(Task statement) Gather all lines in the records below that include the word "成绩的中位数落在C组".

--- START Data section ---

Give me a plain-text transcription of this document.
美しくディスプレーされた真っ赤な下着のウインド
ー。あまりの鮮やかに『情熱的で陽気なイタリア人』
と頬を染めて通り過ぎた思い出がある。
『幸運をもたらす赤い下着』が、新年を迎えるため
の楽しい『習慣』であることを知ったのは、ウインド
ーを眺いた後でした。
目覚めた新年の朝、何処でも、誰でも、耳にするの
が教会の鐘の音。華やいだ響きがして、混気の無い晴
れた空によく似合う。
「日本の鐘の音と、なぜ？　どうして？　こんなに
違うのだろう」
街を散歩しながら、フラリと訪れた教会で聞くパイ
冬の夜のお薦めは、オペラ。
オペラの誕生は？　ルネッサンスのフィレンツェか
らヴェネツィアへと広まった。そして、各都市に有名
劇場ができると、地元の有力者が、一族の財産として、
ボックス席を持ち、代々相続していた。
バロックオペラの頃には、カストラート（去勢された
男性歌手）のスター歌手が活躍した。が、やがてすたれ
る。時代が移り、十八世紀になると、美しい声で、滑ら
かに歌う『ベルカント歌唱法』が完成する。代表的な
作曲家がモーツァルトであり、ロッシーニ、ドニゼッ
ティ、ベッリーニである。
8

--- END Data section ---
--- START Data section ---

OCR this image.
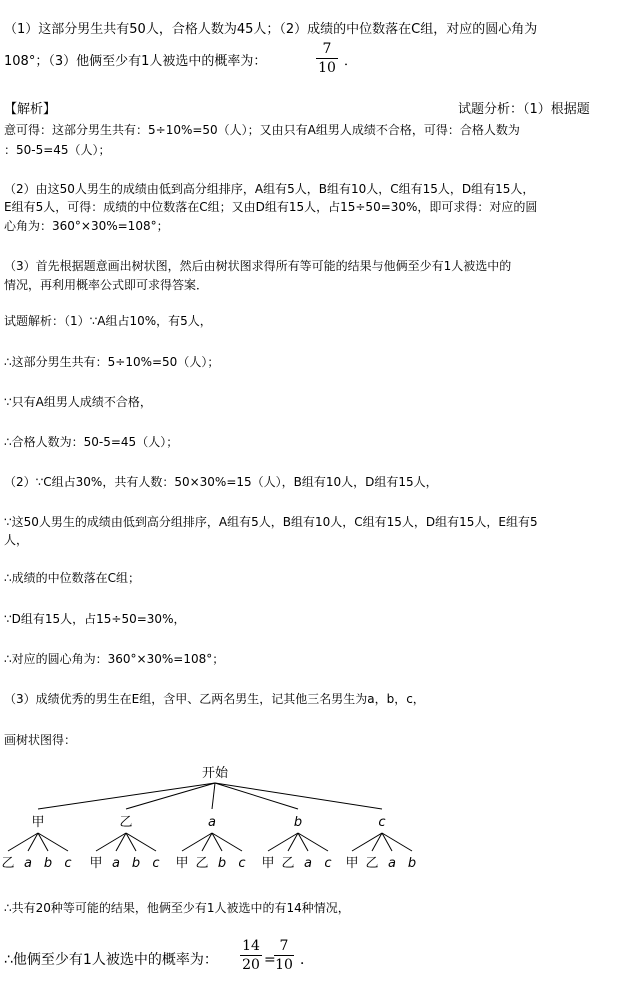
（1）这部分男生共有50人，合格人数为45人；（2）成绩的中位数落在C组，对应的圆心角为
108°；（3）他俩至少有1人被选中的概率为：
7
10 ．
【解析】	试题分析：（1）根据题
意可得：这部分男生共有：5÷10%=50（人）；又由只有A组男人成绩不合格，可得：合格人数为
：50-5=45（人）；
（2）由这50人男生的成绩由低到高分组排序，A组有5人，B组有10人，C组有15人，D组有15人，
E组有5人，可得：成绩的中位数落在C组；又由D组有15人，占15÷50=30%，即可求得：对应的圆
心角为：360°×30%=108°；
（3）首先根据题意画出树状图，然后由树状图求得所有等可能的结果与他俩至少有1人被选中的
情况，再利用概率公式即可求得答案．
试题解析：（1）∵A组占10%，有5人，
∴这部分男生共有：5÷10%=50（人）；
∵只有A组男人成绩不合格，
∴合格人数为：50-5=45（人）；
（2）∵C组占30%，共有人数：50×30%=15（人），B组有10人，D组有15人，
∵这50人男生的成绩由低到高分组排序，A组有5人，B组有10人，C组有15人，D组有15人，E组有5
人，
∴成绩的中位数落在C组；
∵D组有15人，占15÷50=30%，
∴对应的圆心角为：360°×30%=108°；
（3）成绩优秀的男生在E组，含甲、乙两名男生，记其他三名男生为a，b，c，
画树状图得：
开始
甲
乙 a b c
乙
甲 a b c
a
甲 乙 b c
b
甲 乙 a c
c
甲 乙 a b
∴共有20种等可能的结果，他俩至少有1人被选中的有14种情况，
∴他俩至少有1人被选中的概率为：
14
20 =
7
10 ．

--- END Data section ---

(Answer to this task)
（1）这部分男生共有50人，合格人数为45人；（2）成绩的中位数落在C组，对应的圆心角为
E组有5人，可得：成绩的中位数落在C组；又由D组有15人，占15÷50=30%，即可求得：对应的圆
∴成绩的中位数落在C组；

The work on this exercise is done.